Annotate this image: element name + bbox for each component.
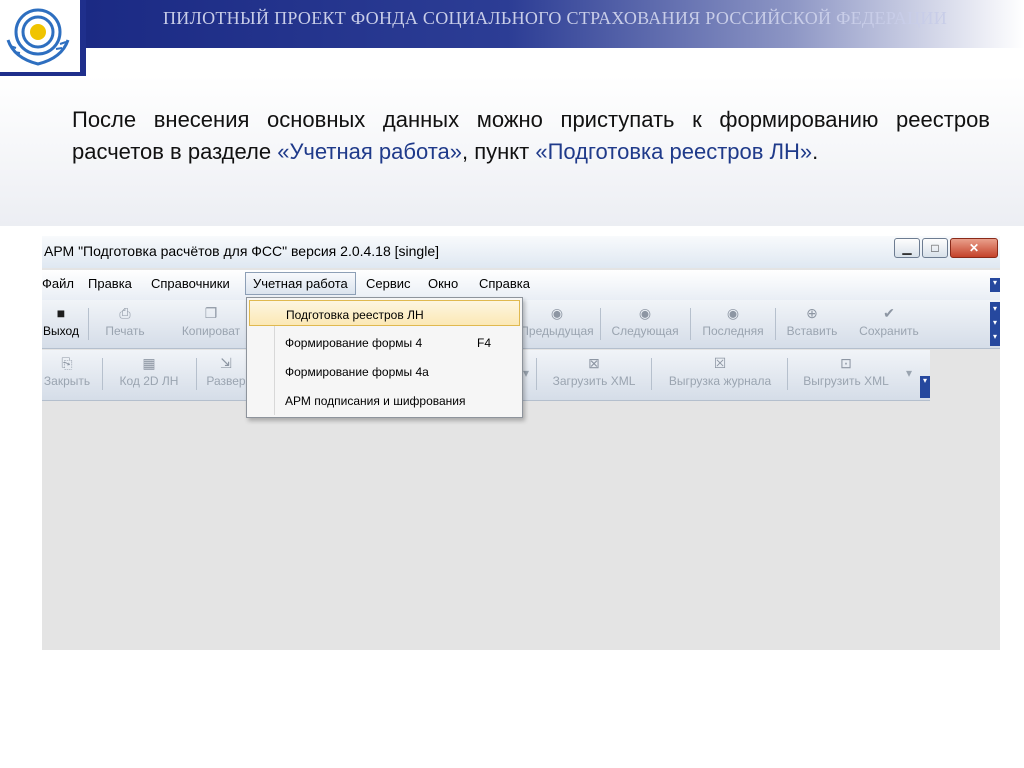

--

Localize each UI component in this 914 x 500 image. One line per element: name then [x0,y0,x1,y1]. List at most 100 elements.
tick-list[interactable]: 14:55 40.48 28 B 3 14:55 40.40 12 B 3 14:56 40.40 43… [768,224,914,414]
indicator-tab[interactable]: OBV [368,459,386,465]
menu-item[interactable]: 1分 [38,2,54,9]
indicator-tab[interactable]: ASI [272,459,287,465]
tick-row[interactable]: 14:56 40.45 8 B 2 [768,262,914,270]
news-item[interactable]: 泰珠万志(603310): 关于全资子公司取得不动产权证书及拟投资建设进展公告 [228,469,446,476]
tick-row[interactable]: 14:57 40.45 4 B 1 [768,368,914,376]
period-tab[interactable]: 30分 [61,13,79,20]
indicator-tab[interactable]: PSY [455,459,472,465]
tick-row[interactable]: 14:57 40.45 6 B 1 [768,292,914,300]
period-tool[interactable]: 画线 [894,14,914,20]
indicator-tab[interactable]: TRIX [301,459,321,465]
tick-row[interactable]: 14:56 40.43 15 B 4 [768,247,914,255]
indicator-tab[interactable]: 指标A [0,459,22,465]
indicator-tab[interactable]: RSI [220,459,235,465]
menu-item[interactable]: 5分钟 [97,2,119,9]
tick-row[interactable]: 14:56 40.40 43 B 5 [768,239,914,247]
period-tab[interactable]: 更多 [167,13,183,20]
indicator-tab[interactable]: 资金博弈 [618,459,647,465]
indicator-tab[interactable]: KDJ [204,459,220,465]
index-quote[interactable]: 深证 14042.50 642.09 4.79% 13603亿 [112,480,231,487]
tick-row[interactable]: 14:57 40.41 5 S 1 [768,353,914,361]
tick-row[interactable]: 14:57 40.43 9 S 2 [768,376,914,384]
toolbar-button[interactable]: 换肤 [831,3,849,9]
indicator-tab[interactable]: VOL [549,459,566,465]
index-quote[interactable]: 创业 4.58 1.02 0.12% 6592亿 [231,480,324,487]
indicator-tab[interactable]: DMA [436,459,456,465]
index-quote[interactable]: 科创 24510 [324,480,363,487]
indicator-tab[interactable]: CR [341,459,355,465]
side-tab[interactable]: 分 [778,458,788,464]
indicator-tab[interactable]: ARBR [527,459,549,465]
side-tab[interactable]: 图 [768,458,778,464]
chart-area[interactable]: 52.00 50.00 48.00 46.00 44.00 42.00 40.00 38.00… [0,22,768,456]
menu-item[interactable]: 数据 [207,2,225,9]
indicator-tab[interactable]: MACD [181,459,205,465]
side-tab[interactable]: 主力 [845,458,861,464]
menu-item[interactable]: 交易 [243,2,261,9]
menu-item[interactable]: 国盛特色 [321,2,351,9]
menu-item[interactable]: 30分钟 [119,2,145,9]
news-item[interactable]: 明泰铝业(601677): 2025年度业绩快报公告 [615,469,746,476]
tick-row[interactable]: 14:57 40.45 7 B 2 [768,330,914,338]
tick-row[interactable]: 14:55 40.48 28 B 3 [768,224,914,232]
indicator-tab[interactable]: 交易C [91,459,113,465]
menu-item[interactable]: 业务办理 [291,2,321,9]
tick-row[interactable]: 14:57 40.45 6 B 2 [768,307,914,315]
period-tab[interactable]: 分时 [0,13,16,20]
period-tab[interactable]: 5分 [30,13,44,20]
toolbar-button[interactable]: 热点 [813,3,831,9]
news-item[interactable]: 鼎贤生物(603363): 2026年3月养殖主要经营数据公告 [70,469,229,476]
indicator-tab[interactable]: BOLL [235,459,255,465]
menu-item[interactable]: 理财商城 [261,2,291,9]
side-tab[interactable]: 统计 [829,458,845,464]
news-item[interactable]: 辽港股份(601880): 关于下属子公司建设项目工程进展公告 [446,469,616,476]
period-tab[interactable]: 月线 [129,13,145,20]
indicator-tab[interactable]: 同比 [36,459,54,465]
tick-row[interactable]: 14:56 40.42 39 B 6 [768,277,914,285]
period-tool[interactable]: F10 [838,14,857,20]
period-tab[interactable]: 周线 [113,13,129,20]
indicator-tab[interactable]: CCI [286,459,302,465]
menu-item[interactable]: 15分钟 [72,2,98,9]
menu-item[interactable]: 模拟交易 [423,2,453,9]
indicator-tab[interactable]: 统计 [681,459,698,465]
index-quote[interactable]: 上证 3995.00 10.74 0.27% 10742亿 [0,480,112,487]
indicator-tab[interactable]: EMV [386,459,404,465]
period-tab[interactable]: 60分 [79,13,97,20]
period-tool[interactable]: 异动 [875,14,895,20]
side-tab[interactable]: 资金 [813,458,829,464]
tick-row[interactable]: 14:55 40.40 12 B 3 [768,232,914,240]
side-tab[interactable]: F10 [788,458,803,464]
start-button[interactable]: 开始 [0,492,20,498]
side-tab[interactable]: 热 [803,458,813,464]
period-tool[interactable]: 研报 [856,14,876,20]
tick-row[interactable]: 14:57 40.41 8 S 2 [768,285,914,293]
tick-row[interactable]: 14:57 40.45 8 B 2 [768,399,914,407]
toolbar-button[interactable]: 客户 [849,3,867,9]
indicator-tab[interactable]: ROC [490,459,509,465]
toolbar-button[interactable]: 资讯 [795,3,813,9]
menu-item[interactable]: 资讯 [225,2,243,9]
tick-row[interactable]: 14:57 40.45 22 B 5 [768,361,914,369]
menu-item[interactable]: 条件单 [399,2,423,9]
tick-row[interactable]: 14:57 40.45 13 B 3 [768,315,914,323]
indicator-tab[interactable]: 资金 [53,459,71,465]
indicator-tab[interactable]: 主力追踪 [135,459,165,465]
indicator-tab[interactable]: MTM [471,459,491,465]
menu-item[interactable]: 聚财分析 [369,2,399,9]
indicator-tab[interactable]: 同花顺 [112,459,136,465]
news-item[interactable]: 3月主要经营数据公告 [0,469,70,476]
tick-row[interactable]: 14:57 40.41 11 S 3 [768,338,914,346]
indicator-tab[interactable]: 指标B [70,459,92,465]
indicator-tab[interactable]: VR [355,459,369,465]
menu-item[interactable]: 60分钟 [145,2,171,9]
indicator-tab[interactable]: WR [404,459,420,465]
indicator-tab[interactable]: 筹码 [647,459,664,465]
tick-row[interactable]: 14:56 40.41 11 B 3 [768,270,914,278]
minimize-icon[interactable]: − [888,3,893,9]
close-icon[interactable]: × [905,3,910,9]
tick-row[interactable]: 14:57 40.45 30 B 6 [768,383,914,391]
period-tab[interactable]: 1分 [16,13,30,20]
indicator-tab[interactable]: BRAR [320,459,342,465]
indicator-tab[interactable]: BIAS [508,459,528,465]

▶ Work to do: Copy the lines of the items above verbatim, starting at the line containing "Localize each UI" and ending at the line containing "tick-row[interactable]: 14:56 40.40", with both of those lines included.

▶ Final result:
Localize each UI component in this 914 x 500 image. One line per element: name then [x0,y0,x1,y1]. List at most 100 elements.
tick-list[interactable]: 14:55 40.48 28 B 3 14:55 40.40 12 B 3 14:56 40.40 43… [768,224,914,414]
indicator-tab[interactable]: OBV [368,459,386,465]
menu-item[interactable]: 1分 [38,2,54,9]
indicator-tab[interactable]: ASI [272,459,287,465]
tick-row[interactable]: 14:56 40.45 8 B 2 [768,262,914,270]
news-item[interactable]: 泰珠万志(603310): 关于全资子公司取得不动产权证书及拟投资建设进展公告 [228,469,446,476]
tick-row[interactable]: 14:57 40.45 4 B 1 [768,368,914,376]
period-tab[interactable]: 30分 [61,13,79,20]
indicator-tab[interactable]: PSY [455,459,472,465]
tick-row[interactable]: 14:57 40.45 6 B 1 [768,292,914,300]
period-tool[interactable]: 画线 [894,14,914,20]
indicator-tab[interactable]: TRIX [301,459,321,465]
tick-row[interactable]: 14:56 40.43 15 B 4 [768,247,914,255]
indicator-tab[interactable]: 指标A [0,459,22,465]
indicator-tab[interactable]: RSI [220,459,235,465]
menu-item[interactable]: 5分钟 [97,2,119,9]
tick-row[interactable]: 14:56 40.40 43 B 5 [768,239,914,247]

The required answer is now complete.